SHORT EXERCISE:
Copy out every record below, word for word.
═════ SUPPLIED RECORDS
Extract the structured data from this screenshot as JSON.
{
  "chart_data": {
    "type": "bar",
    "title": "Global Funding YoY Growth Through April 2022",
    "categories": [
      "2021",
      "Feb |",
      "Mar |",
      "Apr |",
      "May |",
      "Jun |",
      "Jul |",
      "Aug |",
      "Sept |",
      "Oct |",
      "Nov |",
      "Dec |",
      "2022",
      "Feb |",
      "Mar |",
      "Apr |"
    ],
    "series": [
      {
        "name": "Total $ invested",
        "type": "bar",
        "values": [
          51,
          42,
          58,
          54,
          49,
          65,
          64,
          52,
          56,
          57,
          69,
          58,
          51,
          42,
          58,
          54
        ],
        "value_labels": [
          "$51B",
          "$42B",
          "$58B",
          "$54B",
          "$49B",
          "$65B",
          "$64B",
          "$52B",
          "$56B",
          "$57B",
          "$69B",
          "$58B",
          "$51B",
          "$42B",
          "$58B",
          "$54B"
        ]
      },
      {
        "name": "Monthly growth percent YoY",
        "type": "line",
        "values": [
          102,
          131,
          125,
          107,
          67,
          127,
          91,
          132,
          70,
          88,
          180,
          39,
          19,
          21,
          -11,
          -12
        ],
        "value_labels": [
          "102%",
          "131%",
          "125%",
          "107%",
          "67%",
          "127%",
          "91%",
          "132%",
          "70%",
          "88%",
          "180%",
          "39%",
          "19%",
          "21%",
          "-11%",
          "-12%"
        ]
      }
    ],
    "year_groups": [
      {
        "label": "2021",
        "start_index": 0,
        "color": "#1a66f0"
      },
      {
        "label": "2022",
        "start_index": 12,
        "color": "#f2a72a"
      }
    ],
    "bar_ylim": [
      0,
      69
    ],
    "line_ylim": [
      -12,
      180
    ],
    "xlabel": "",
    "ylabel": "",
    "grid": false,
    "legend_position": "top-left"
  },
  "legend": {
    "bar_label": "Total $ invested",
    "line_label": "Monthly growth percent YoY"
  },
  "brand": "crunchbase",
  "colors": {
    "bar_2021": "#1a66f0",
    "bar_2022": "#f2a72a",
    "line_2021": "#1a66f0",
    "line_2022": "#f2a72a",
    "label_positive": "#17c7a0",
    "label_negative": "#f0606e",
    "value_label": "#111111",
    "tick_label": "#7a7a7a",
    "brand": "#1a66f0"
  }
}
══════════
RESULT OF THE EXERCISE:
Extract the structured data from this screenshot as JSON.
{
  "chart_data": {
    "type": "bar",
    "title": "Global Funding YoY Growth Through April 2022",
    "categories": [
      "2021",
      "Feb |",
      "Mar |",
      "Apr |",
      "May |",
      "Jun |",
      "Jul |",
      "Aug |",
      "Sept |",
      "Oct |",
      "Nov |",
      "Dec |",
      "2022",
      "Feb |",
      "Mar |",
      "Apr |"
    ],
    "series": [
      {
        "name": "Total $ invested",
        "type": "bar",
        "values": [
          51,
          42,
          58,
          54,
          49,
          65,
          64,
          52,
          56,
          57,
          69,
          58,
          51,
          42,
          58,
          54
        ],
        "value_labels": [
          "$51B",
          "$42B",
          "$58B",
          "$54B",
          "$49B",
          "$65B",
          "$64B",
          "$52B",
          "$56B",
          "$57B",
          "$69B",
          "$58B",
          "$51B",
          "$42B",
          "$58B",
          "$54B"
        ]
      },
      {
        "name": "Monthly growth percent YoY",
        "type": "line",
        "values": [
          102,
          131,
          125,
          107,
          67,
          127,
          91,
          132,
          70,
          88,
          180,
          39,
          19,
          21,
          -11,
          -12
        ],
        "value_labels": [
          "102%",
          "131%",
          "125%",
          "107%",
          "67%",
          "127%",
          "91%",
          "132%",
          "70%",
          "88%",
          "180%",
          "39%",
          "19%",
          "21%",
          "-11%",
          "-12%"
        ]
      }
    ],
    "year_groups": [
      {
        "label": "2021",
        "start_index": 0,
        "color": "#1a66f0"
      },
      {
        "label": "2022",
        "start_index": 12,
        "color": "#f2a72a"
      }
    ],
    "bar_ylim": [
      0,
      69
    ],
    "line_ylim": [
      -12,
      180
    ],
    "xlabel": "",
    "ylabel": "",
    "grid": false,
    "legend_position": "top-left"
  },
  "legend": {
    "bar_label": "Total $ invested",
    "line_label": "Monthly growth percent YoY"
  },
  "brand": "crunchbase",
  "colors": {
    "bar_2021": "#1a66f0",
    "bar_2022": "#f2a72a",
    "line_2021": "#1a66f0",
    "line_2022": "#f2a72a",
    "label_positive": "#17c7a0",
    "label_negative": "#f0606e",
    "value_label": "#111111",
    "tick_label": "#7a7a7a",
    "brand": "#1a66f0"
  }
}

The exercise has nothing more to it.